*Directions for this task:* Restate the listing that follows word for word, without its pictures.

*Data to process:*

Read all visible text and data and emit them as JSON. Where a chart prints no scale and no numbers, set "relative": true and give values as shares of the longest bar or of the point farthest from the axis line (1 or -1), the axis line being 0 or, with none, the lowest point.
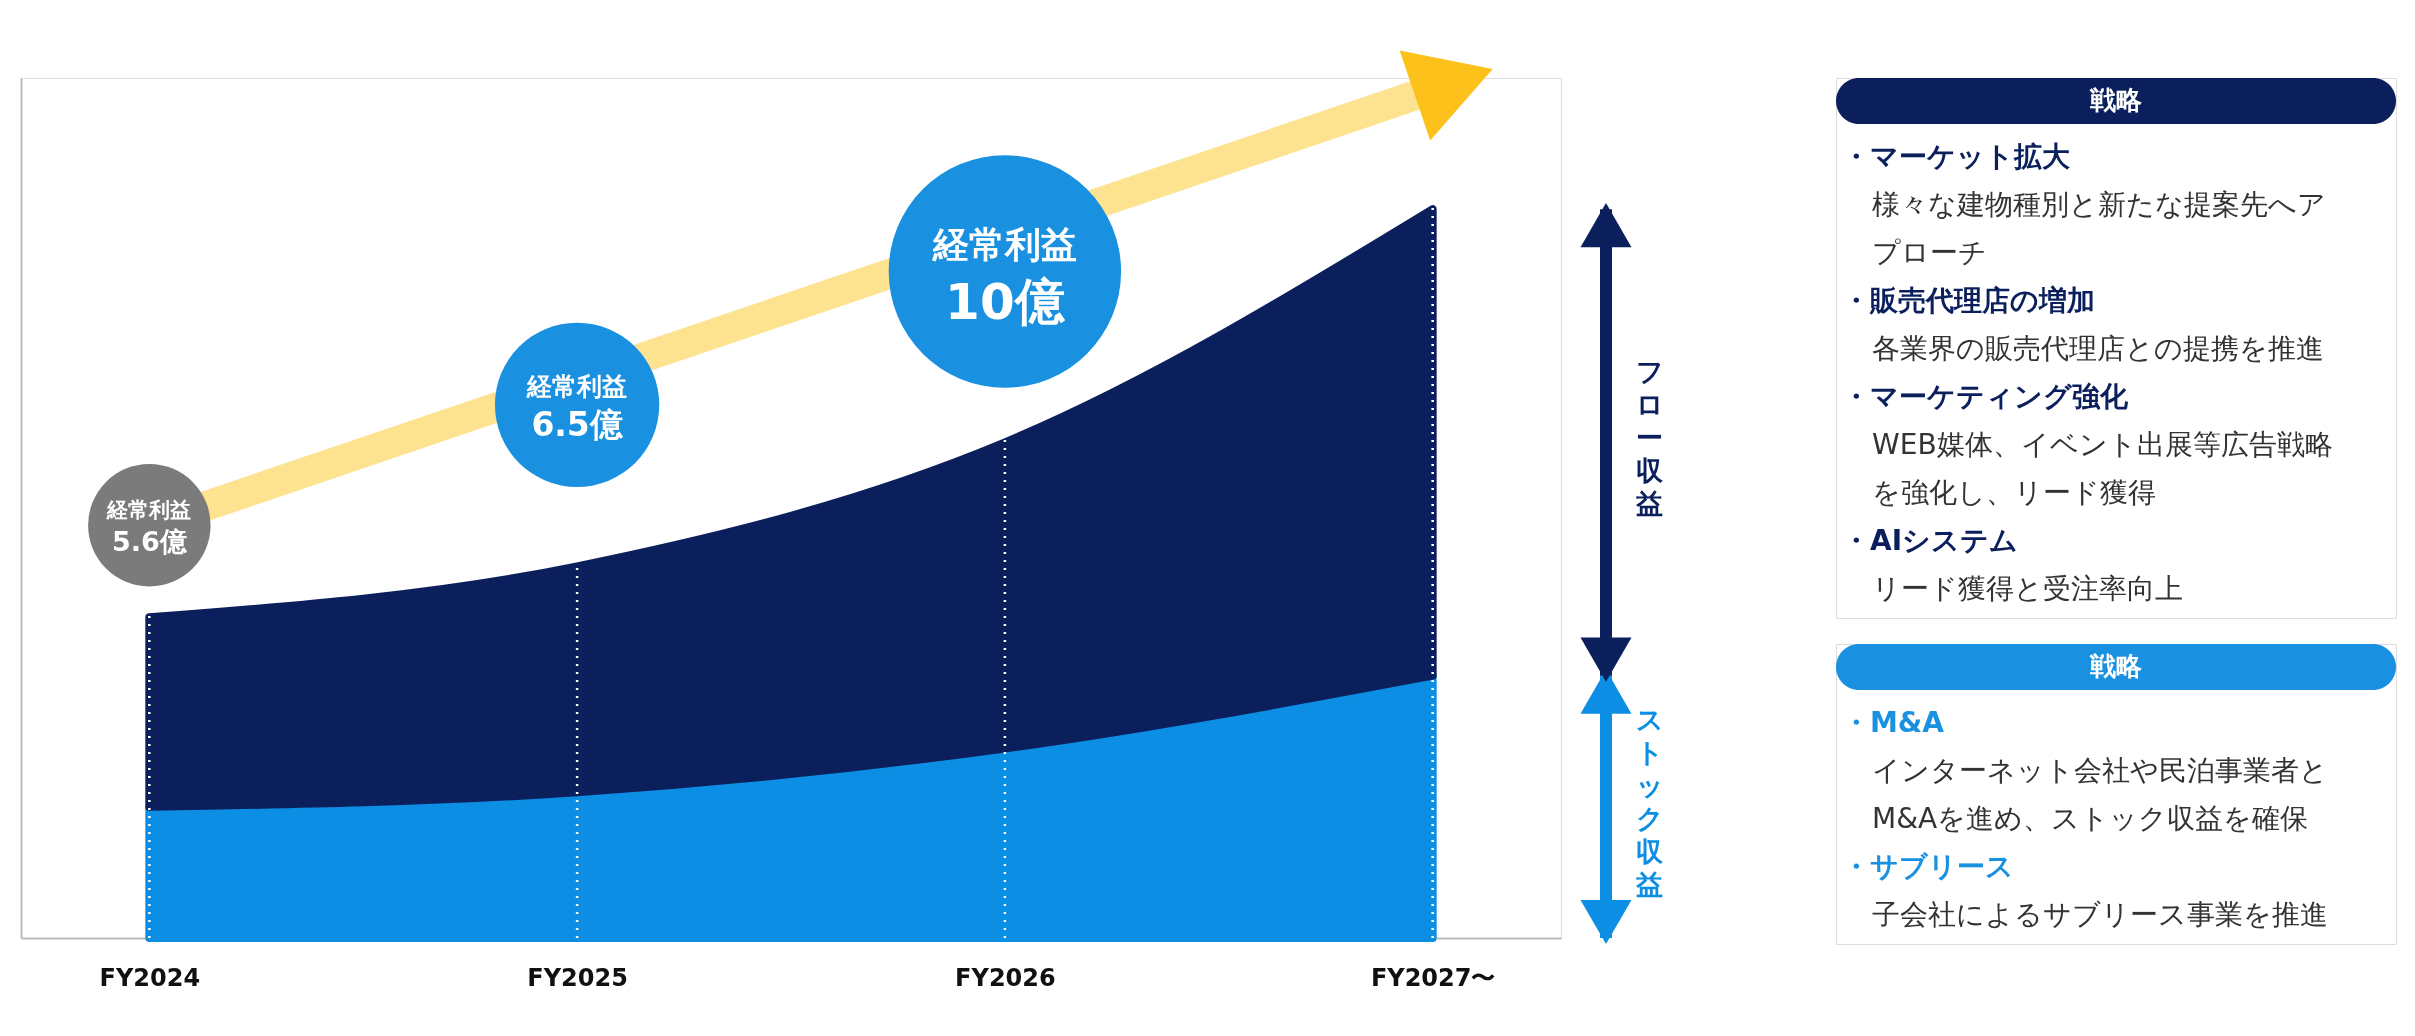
{
  "chart_data": [
    {
      "type": "area",
      "categories": [
        "FY2024",
        "FY2025",
        "FY2026",
        "FY2027〜"
      ],
      "stacked": true,
      "relative": true,
      "grid": "x",
      "legend": false,
      "series": [
        {
          "name": "ストック収益",
          "color": "#0b8ee3",
          "values": [
            0.18,
            0.2,
            0.26,
            0.36
          ]
        },
        {
          "name": "フロー収益",
          "color": "#0a1f5c",
          "values": [
            0.26,
            0.31,
            0.42,
            0.64
          ]
        }
      ],
      "annotations": [
        "経常利益\n5.6億",
        "経常利益\n6.5億",
        "経常利益\n10億"
      ]
    },
    {
      "type": "other",
      "title": "戦略",
      "annotations": [
        "・マーケット拡大",
        "様々な建物種別と新たな提案先へアプローチ",
        "・販売代理店の増加",
        "各業界の販売代理店との提携を推進",
        "・マーケティング強化",
        "WEB媒体、イベント出展等広告戦略を強化し、リード獲得",
        "・AIシステム",
        "リード獲得と受注率向上"
      ]
    },
    {
      "type": "other",
      "title": "戦略",
      "annotations": [
        "・M&A",
        "インターネット会社や民泊事業者とM&Aを進め、ストック収益を確保",
        "・サブリース",
        "子会社によるサブリース事業を推進"
      ]
    }
  ]
}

*Result for this task:*
Read all visible text and data and emit them as JSON. Where a chart prints no scale and no numbers, set "relative": true and give values as shares of the longest bar or of the point farthest from the axis line (1 or -1), the axis line being 0 or, with none, the lowest point.
{
  "chart_data": [
    {
      "type": "area",
      "categories": [
        "FY2024",
        "FY2025",
        "FY2026",
        "FY2027〜"
      ],
      "stacked": true,
      "relative": true,
      "grid": "x",
      "legend": false,
      "series": [
        {
          "name": "ストック収益",
          "color": "#0b8ee3",
          "values": [
            0.18,
            0.2,
            0.26,
            0.36
          ]
        },
        {
          "name": "フロー収益",
          "color": "#0a1f5c",
          "values": [
            0.26,
            0.31,
            0.42,
            0.64
          ]
        }
      ],
      "annotations": [
        "経常利益\n5.6億",
        "経常利益\n6.5億",
        "経常利益\n10億"
      ]
    },
    {
      "type": "other",
      "title": "戦略",
      "annotations": [
        "・マーケット拡大",
        "様々な建物種別と新たな提案先へアプローチ",
        "・販売代理店の増加",
        "各業界の販売代理店との提携を推進",
        "・マーケティング強化",
        "WEB媒体、イベント出展等広告戦略を強化し、リード獲得",
        "・AIシステム",
        "リード獲得と受注率向上"
      ]
    },
    {
      "type": "other",
      "title": "戦略",
      "annotations": [
        "・M&A",
        "インターネット会社や民泊事業者とM&Aを進め、ストック収益を確保",
        "・サブリース",
        "子会社によるサブリース事業を推進"
      ]
    }
  ]
}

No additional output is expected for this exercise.